:: ENTRIES SHOWN

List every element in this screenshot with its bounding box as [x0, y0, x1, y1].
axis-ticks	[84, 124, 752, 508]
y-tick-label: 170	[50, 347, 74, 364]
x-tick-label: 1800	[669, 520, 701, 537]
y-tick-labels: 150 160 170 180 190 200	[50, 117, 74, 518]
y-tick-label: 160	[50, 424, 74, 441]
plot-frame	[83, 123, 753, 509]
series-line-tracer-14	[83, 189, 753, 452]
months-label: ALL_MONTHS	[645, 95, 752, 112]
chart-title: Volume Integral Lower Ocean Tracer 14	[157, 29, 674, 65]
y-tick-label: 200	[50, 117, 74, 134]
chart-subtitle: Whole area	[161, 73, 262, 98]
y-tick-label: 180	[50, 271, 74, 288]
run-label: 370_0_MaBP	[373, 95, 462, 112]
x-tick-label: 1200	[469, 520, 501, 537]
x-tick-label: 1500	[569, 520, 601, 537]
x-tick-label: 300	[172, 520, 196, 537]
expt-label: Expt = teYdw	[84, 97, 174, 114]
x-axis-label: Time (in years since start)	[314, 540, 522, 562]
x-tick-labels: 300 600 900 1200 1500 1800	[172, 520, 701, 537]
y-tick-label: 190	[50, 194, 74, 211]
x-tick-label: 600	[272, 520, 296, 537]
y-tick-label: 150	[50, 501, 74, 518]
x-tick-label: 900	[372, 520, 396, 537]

::::

> [WORK REQUIRED]
Write out all the rows above again, switching "Whole area" to "Entire area" and keeping everything else the same.

> [RESPONSE TO THE EXERCISE]
List every element in this screenshot with its bounding box as [x0, y0, x1, y1].
axis-ticks	[84, 124, 752, 508]
y-tick-label: 170	[50, 347, 74, 364]
x-tick-label: 1800	[669, 520, 701, 537]
y-tick-labels: 150 160 170 180 190 200	[50, 117, 74, 518]
y-tick-label: 160	[50, 424, 74, 441]
plot-frame	[83, 123, 753, 509]
series-line-tracer-14	[83, 189, 753, 452]
months-label: ALL_MONTHS	[645, 95, 752, 112]
chart-title: Volume Integral Lower Ocean Tracer 14	[157, 29, 674, 65]
y-tick-label: 200	[50, 117, 74, 134]
chart-subtitle: Entire area	[161, 73, 262, 98]
y-tick-label: 180	[50, 271, 74, 288]
run-label: 370_0_MaBP	[373, 95, 462, 112]
x-tick-label: 1200	[469, 520, 501, 537]
x-tick-label: 1500	[569, 520, 601, 537]
x-tick-label: 300	[172, 520, 196, 537]
expt-label: Expt = teYdw	[84, 97, 174, 114]
x-axis-label: Time (in years since start)	[314, 540, 522, 562]
x-tick-labels: 300 600 900 1200 1500 1800	[172, 520, 701, 537]
y-tick-label: 190	[50, 194, 74, 211]
x-tick-label: 600	[272, 520, 296, 537]
y-tick-label: 150	[50, 501, 74, 518]
x-tick-label: 900	[372, 520, 396, 537]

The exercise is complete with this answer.